━━ DATASET RECORDS

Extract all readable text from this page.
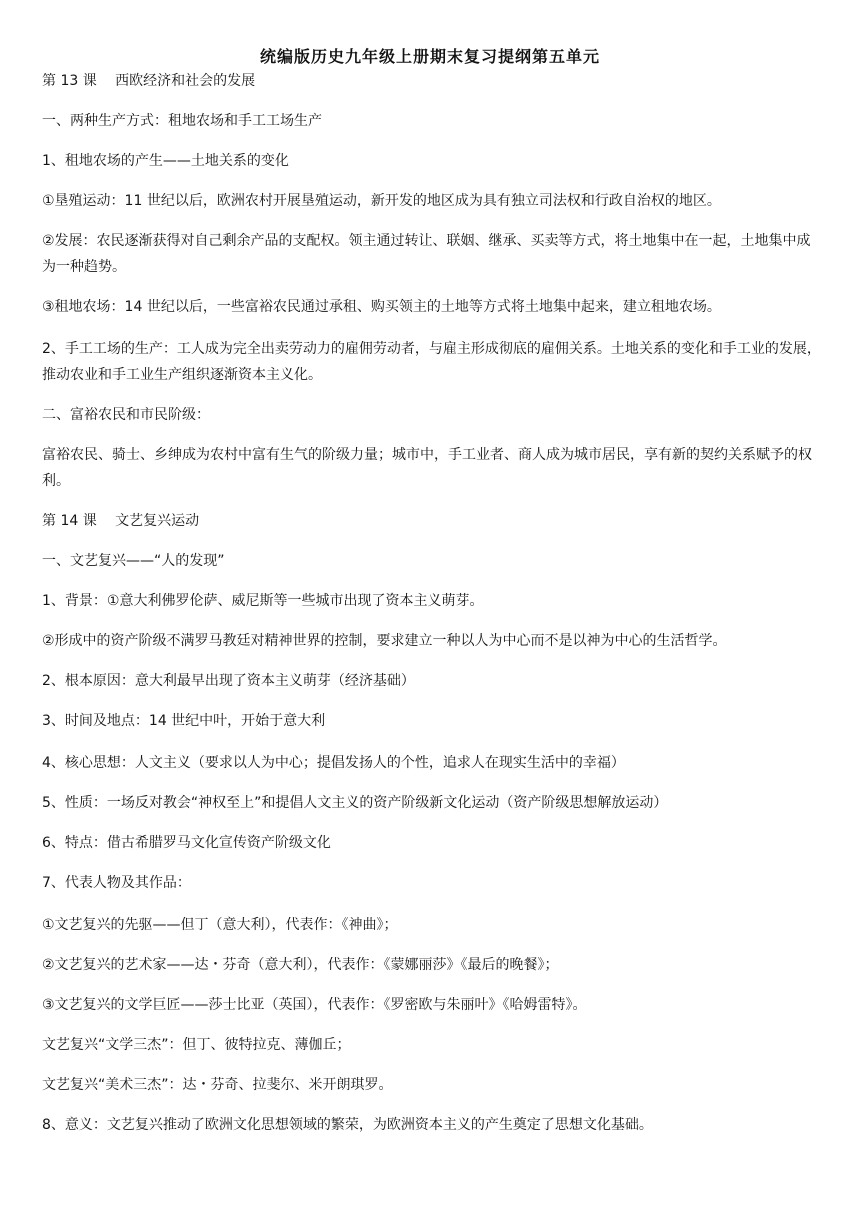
统编版历史九年级上册期末复习提纲第五单元
第 13 课　 西欧经济和社会的发展
一、两种生产方式：租地农场和手工工场生产
1、租地农场的产生——土地关系的变化
①垦殖运动：11 世纪以后，欧洲农村开展垦殖运动，新开发的地区成为具有独立司法权和行政自治权的地区。
②发展：农民逐渐获得对自己剩余产品的支配权。领主通过转让、联姻、继承、买卖等方式，将土地集中在一起，土地集中成为一种趋势。
③租地农场：14 世纪以后，一些富裕农民通过承租、购买领主的土地等方式将土地集中起来，建立租地农场。
2、手工工场的生产：工人成为完全出卖劳动力的雇佣劳动者，与雇主形成彻底的雇佣关系。土地关系的变化和手工业的发展，推动农业和手工业生产组织逐渐资本主义化。
二、富裕农民和市民阶级：
富裕农民、骑士、乡绅成为农村中富有生气的阶级力量；城市中，手工业者、商人成为城市居民，享有新的契约关系赋予的权利。
第 14 课　 文艺复兴运动
一、文艺复兴——“人的发现”
1、背景：①意大利佛罗伦萨、威尼斯等一些城市出现了资本主义萌芽。
②形成中的资产阶级不满罗马教廷对精神世界的控制，要求建立一种以人为中心而不是以神为中心的生活哲学。
2、根本原因：意大利最早出现了资本主义萌芽（经济基础）
3、时间及地点：14 世纪中叶，开始于意大利
4、核心思想：人文主义（要求以人为中心；提倡发扬人的个性，追求人在现实生活中的幸福）
5、性质：一场反对教会“神权至上”和提倡人文主义的资产阶级新文化运动（资产阶级思想解放运动）
6、特点：借古希腊罗马文化宣传资产阶级文化
7、代表人物及其作品：
①文艺复兴的先驱——但丁（意大利），代表作：《神曲》；
②文艺复兴的艺术家——达・芬奇（意大利），代表作：《蒙娜丽莎》《最后的晚餐》；
③文艺复兴的文学巨匠——莎士比亚（英国），代表作：《罗密欧与朱丽叶》《哈姆雷特》。
文艺复兴“文学三杰”：但丁、彼特拉克、薄伽丘；
文艺复兴“美术三杰”：达・芬奇、拉斐尔、米开朗琪罗。
8、意义：文艺复兴推动了欧洲文化思想领域的繁荣，为欧洲资本主义的产生奠定了思想文化基础。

━━━━

**REQUIRED TASK**
Collect each line of the entries that has the word "世纪以后", copying it in full.

**SOLUTION FOR THIS TASK**
①垦殖运动：11 世纪以后，欧洲农村开展垦殖运动，新开发的地区成为具有独立司法权和行政自治权的地区。
③租地农场：14 世纪以后，一些富裕农民通过承租、购买领主的土地等方式将土地集中起来，建立租地农场。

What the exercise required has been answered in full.